# [DIRECTIONS]
Render the following material again verbatim, leaving nothing out.

# [RECORDS FOR PROCESSING]
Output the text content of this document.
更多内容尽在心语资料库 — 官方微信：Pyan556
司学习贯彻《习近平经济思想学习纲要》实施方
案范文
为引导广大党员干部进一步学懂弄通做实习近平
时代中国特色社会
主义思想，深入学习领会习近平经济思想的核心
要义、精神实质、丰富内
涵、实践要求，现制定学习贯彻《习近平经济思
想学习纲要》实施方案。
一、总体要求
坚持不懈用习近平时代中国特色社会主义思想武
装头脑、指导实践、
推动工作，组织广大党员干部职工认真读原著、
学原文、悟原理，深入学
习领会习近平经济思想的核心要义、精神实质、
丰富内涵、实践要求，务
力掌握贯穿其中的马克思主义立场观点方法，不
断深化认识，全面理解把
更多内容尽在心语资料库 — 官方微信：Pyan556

# [TASK ANSWER]
Output the text content of this document.
更多内容尽在心语资料库 — 官方微信：Pyan556
司学习贯彻《习近平经济思想学习纲要》实施方
案范文
为引导广大党员干部进一步学懂弄通做实习近平
时代中国特色社会
主义思想，深入学习领会习近平经济思想的核心
要义、精神实质、丰富内
涵、实践要求，现制定学习贯彻《习近平经济思
想学习纲要》实施方案。
一、总体要求
坚持不懈用习近平时代中国特色社会主义思想武
装头脑、指导实践、
推动工作，组织广大党员干部职工认真读原著、
学原文、悟原理，深入学
习领会习近平经济思想的核心要义、精神实质、
丰富内涵、实践要求，务
力掌握贯穿其中的马克思主义立场观点方法，不
断深化认识，全面理解把
更多内容尽在心语资料库 — 官方微信：Pyan556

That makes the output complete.